--- Exercise objective ---
Only a number is wanted: how many lines in the listing contain the word "werden"?

--- Data extract ---
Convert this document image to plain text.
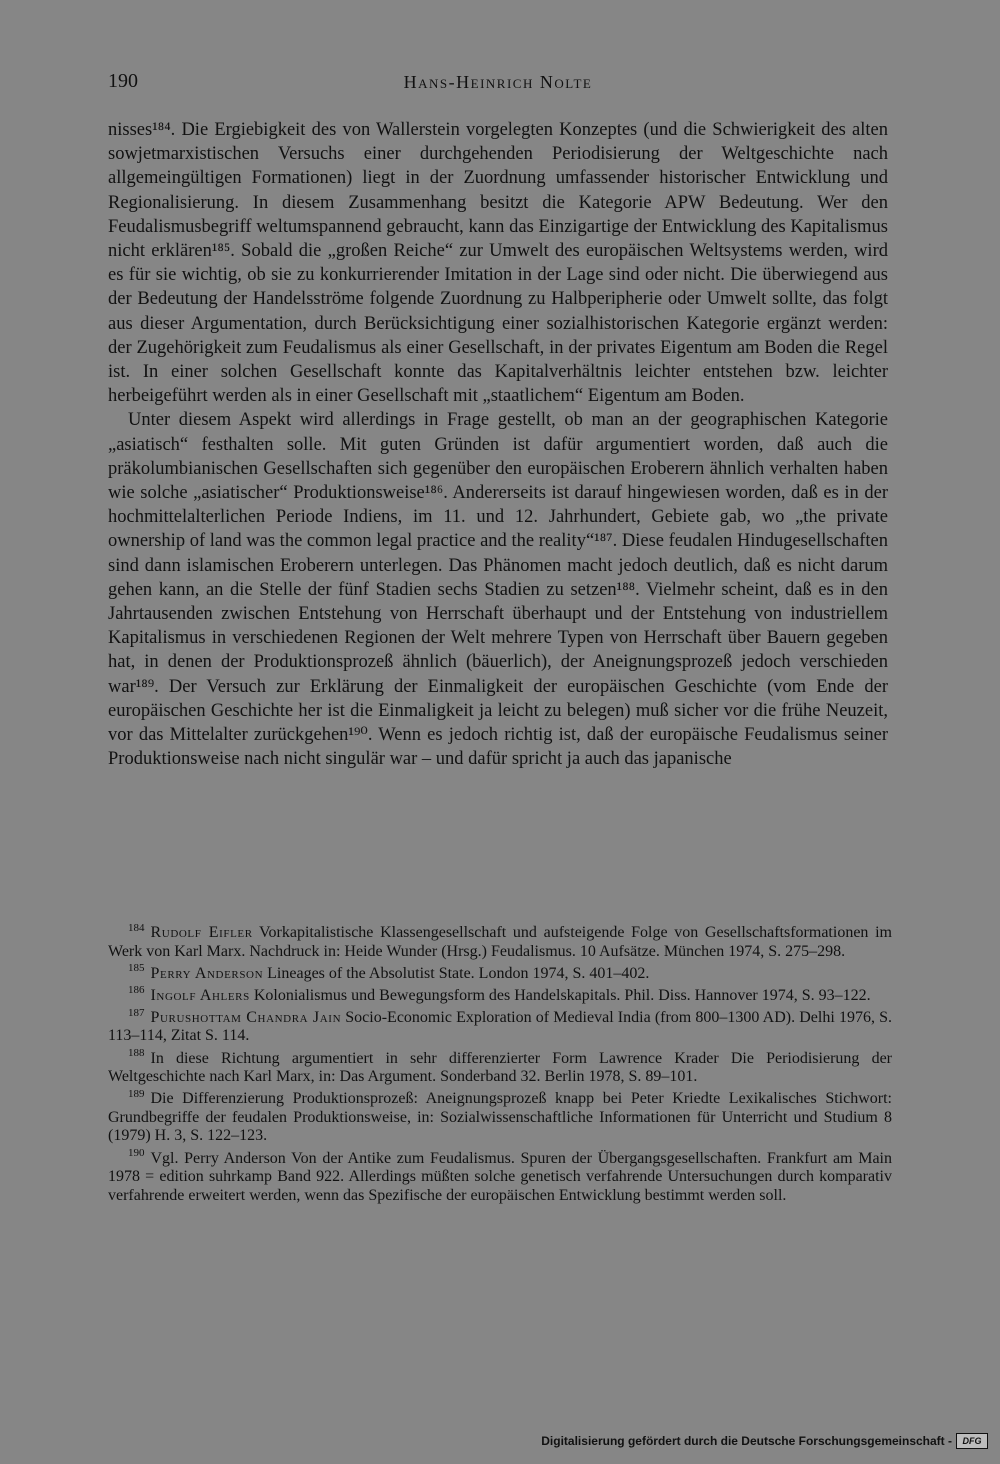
190	Hans-Heinrich Nolte

nisses¹⁸⁴. Die Ergiebigkeit des von Wallerstein vorgelegten Konzeptes (und die Schwierigkeit des alten sowjetmarxistischen Versuchs einer durchgehenden Periodisierung der Weltgeschichte nach allgemeingültigen Formationen) liegt in der Zuordnung umfassender historischer Entwicklung und Regionalisierung. In diesem Zusammenhang besitzt die Kategorie APW Bedeutung. Wer den Feudalismusbegriff weltumspannend gebraucht, kann das Einzigartige der Entwicklung des Kapitalismus nicht erklären¹⁸⁵. Sobald die „großen Reiche“ zur Umwelt des europäischen Weltsystems werden, wird es für sie wichtig, ob sie zu konkurrierender Imitation in der Lage sind oder nicht. Die überwiegend aus der Bedeutung der Handelsströme folgende Zuordnung zu Halbperipherie oder Umwelt sollte, das folgt aus dieser Argumentation, durch Berücksichtigung einer sozialhistorischen Kategorie ergänzt werden: der Zugehörigkeit zum Feudalismus als einer Gesellschaft, in der privates Eigentum am Boden die Regel ist. In einer solchen Gesellschaft konnte das Kapitalverhältnis leichter entstehen bzw. leichter herbeigeführt werden als in einer Gesellschaft mit „staatlichem“ Eigentum am Boden.

Unter diesem Aspekt wird allerdings in Frage gestellt, ob man an der geographischen Kategorie „asiatisch“ festhalten solle. Mit guten Gründen ist dafür argumentiert worden, daß auch die präkolumbianischen Gesellschaften sich gegenüber den europäischen Eroberern ähnlich verhalten haben wie solche „asiatischer“ Produktionsweise¹⁸⁶. Andererseits ist darauf hingewiesen worden, daß es in der hochmittelalterlichen Periode Indiens, im 11. und 12. Jahrhundert, Gebiete gab, wo „the private ownership of land was the common legal practice and the reality“¹⁸⁷. Diese feudalen Hindugesellschaften sind dann islamischen Eroberern unterlegen. Das Phänomen macht jedoch deutlich, daß es nicht darum gehen kann, an die Stelle der fünf Stadien sechs Stadien zu setzen¹⁸⁸. Vielmehr scheint, daß es in den Jahrtausenden zwischen Entstehung von Herrschaft überhaupt und der Entstehung von industriellem Kapitalismus in verschiedenen Regionen der Welt mehrere Typen von Herrschaft über Bauern gegeben hat, in denen der Produktionsprozeß ähnlich (bäuerlich), der Aneignungsprozeß jedoch verschieden war¹⁸⁹. Der Versuch zur Erklärung der Einmaligkeit der europäischen Geschichte (vom Ende der europäischen Geschichte her ist die Einmaligkeit ja leicht zu belegen) muß sicher vor die frühe Neuzeit, vor das Mittelalter zurückgehen¹⁹⁰. Wenn es jedoch richtig ist, daß der europäische Feudalismus seiner Produktionsweise nach nicht singulär war – und dafür spricht ja auch das japanische

$^{184}$ Rudolf Eifler Vorkapitalistische Klassengesellschaft und aufsteigende Folge von Gesellschaftsformationen im Werk von Karl Marx. Nachdruck in: Heide Wunder (Hrsg.) Feudalismus. 10 Aufsätze. München 1974, S. 275–298.

$^{185}$ Perry Anderson Lineages of the Absolutist State. London 1974, S. 401–402.

$^{186}$ Ingolf Ahlers Kolonialismus und Bewegungsform des Handelskapitals. Phil. Diss. Hannover 1974, S. 93–122.

$^{187}$ Purushottam Chandra Jain Socio-Economic Exploration of Medieval India (from 800–1300 AD). Delhi 1976, S. 113–114, Zitat S. 114.

$^{188}$ In diese Richtung argumentiert in sehr differenzierter Form Lawrence Krader Die Periodisierung der Weltgeschichte nach Karl Marx, in: Das Argument. Sonderband 32. Berlin 1978, S. 89–101.

$^{189}$ Die Differenzierung Produktionsprozeß: Aneignungsprozeß knapp bei Peter Kriedte Lexikalisches Stichwort: Grundbegriffe der feudalen Produktionsweise, in: Sozialwissenschaftliche Informationen für Unterricht und Studium 8 (1979) H. 3, S. 122–123.

$^{190}$ Vgl. Perry Anderson Von der Antike zum Feudalismus. Spuren der Übergangsgesellschaften. Frankfurt am Main 1978 = edition suhrkamp Band 922. Allerdings müßten solche genetisch verfahrende Untersuchungen durch komparativ verfahrende erweitert werden, wenn das Spezifische der europäischen Entwicklung bestimmt werden soll.

Digitalisierung gefördert durch die Deutsche Forschungsgemeinschaft -	DFG
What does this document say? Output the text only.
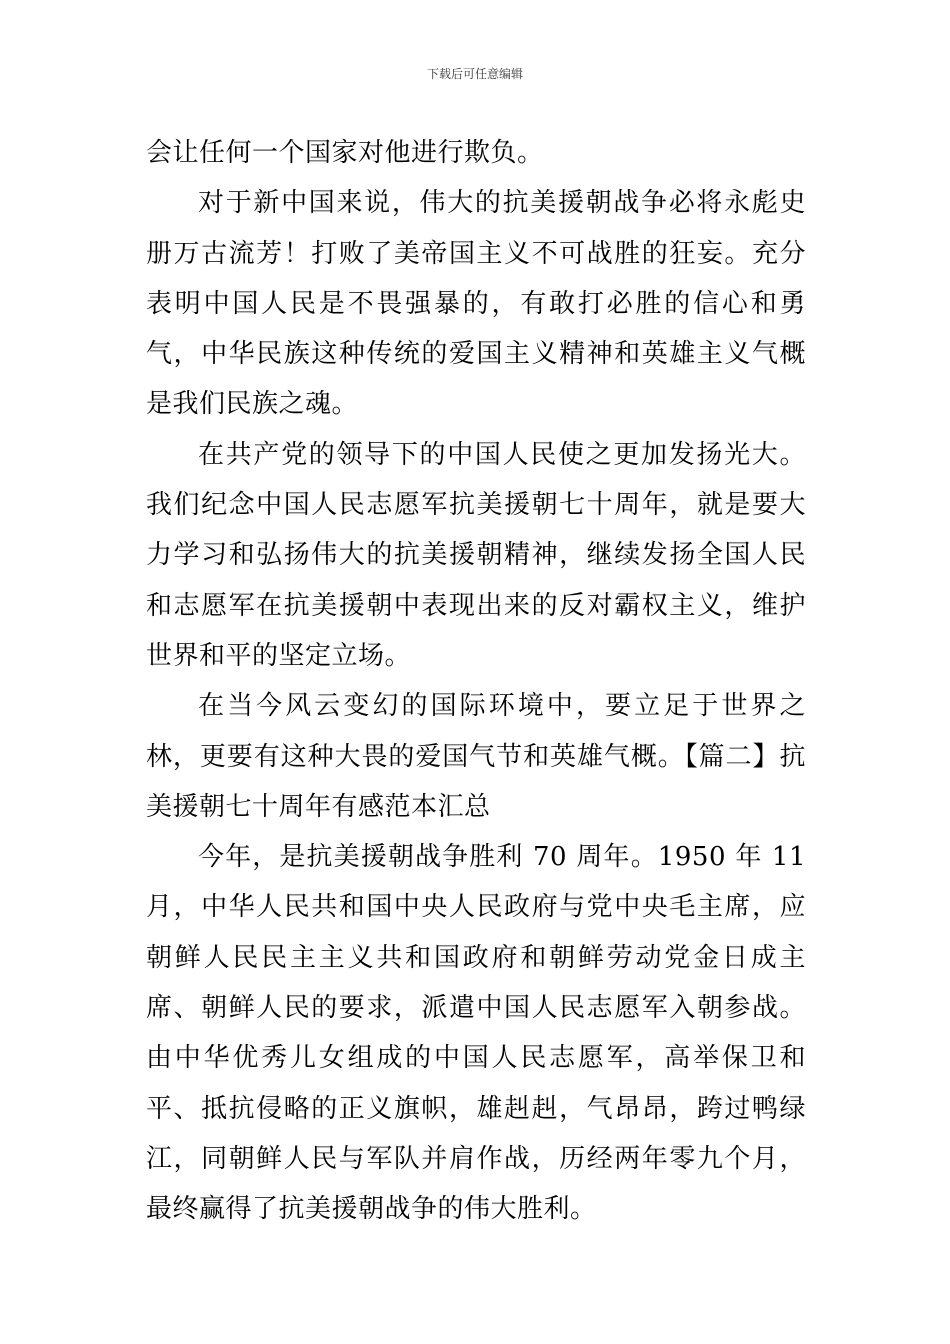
下载后可任意编辑

会让任何一个国家对他进行欺负。

对于新中国来说，伟大的抗美援朝战争必将永彪史册万古流芳！打败了美帝国主义不可战胜的狂妄。充分表明中国人民是不畏强暴的，有敢打必胜的信心和勇气，中华民族这种传统的爱国主义精神和英雄主义气概是我们民族之魂。

在共产党的领导下的中国人民使之更加发扬光大。我们纪念中国人民志愿军抗美援朝七十周年，就是要大力学习和弘扬伟大的抗美援朝精神，继续发扬全国人民和志愿军在抗美援朝中表现出来的反对霸权主义，维护世界和平的坚定立场。

在当今风云变幻的国际环境中，要立足于世界之林，更要有这种大畏的爱国气节和英雄气概。【篇二】抗美援朝七十周年有感范本汇总

今年，是抗美援朝战争胜利 70 周年。1950 年 11 月，中华人民共和国中央人民政府与党中央毛主席，应朝鲜人民民主主义共和国政府和朝鲜劳动党金日成主席、朝鲜人民的要求，派遣中国人民志愿军入朝参战。由中华优秀儿女组成的中国人民志愿军，高举保卫和平、抵抗侵略的正义旗帜，雄赳赳，气昂昂，跨过鸭绿江，同朝鲜人民与军队并肩作战，历经两年零九个月，最终赢得了抗美援朝战争的伟大胜利。
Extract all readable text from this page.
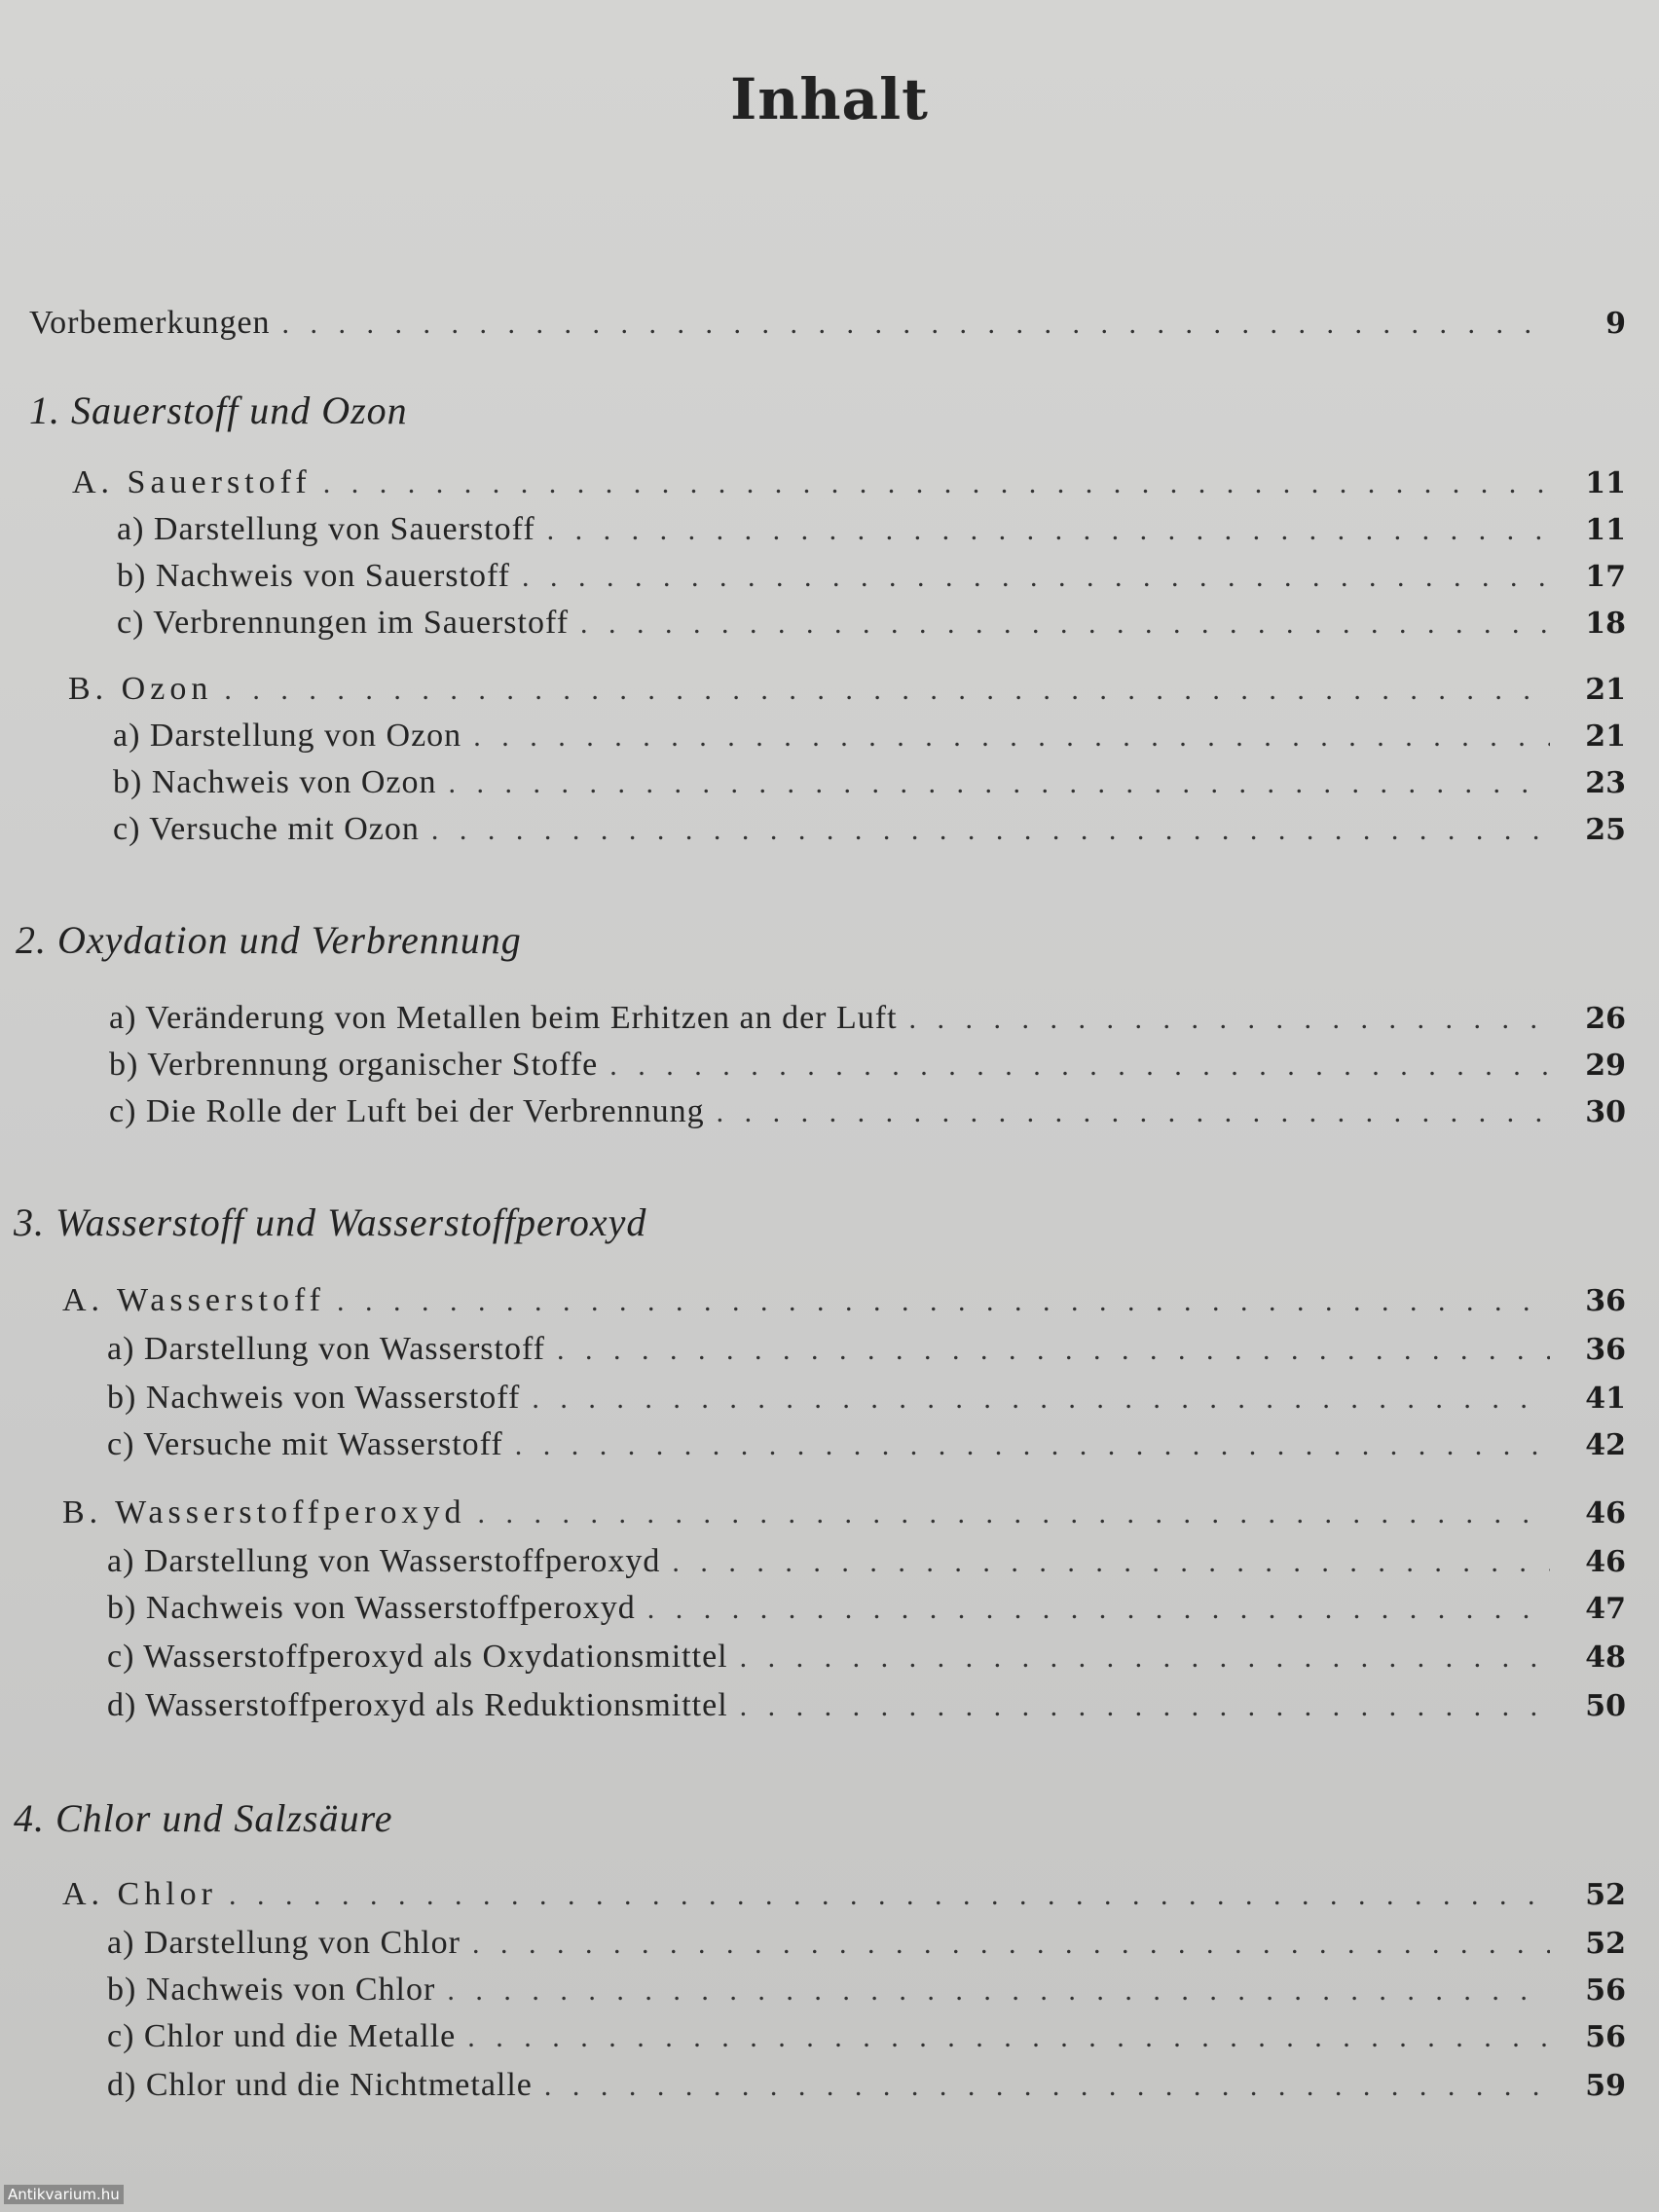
Inhalt
Vorbemerkungen . . .	9
1. Sauerstoff und Ozon
A. Sauerstoff . . .	11
a) Darstellung von Sauerstoff . . .	11
b) Nachweis von Sauerstoff . . .	17
c) Verbrennungen im Sauerstoff . . .	18
B. Ozon . . .	21
a) Darstellung von Ozon . . .	21
b) Nachweis von Ozon . . .	23
c) Versuche mit Ozon . . .	25
2. Oxydation und Verbrennung
a) Veränderung von Metallen beim Erhitzen an der Luft . . .	26
b) Verbrennung organischer Stoffe . . .	29
c) Die Rolle der Luft bei der Verbrennung . . .	30
3. Wasserstoff und Wasserstoffperoxyd
A. Wasserstoff . . .	36
a) Darstellung von Wasserstoff . . .	36
b) Nachweis von Wasserstoff . . .	41
c) Versuche mit Wasserstoff . . .	42
B. Wasserstoffperoxyd . . .	46
a) Darstellung von Wasserstoffperoxyd . . .	46
b) Nachweis von Wasserstoffperoxyd . . .	47
c) Wasserstoffperoxyd als Oxydationsmittel . . .	48
d) Wasserstoffperoxyd als Reduktionsmittel . . .	50
4. Chlor und Salzsäure
A. Chlor . . .	52
a) Darstellung von Chlor . . .	52
b) Nachweis von Chlor . . .	56
c) Chlor und die Metalle . . .	56
d) Chlor und die Nichtmetalle . . .	59
Antikvarium.hu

--- Result of this task ---
2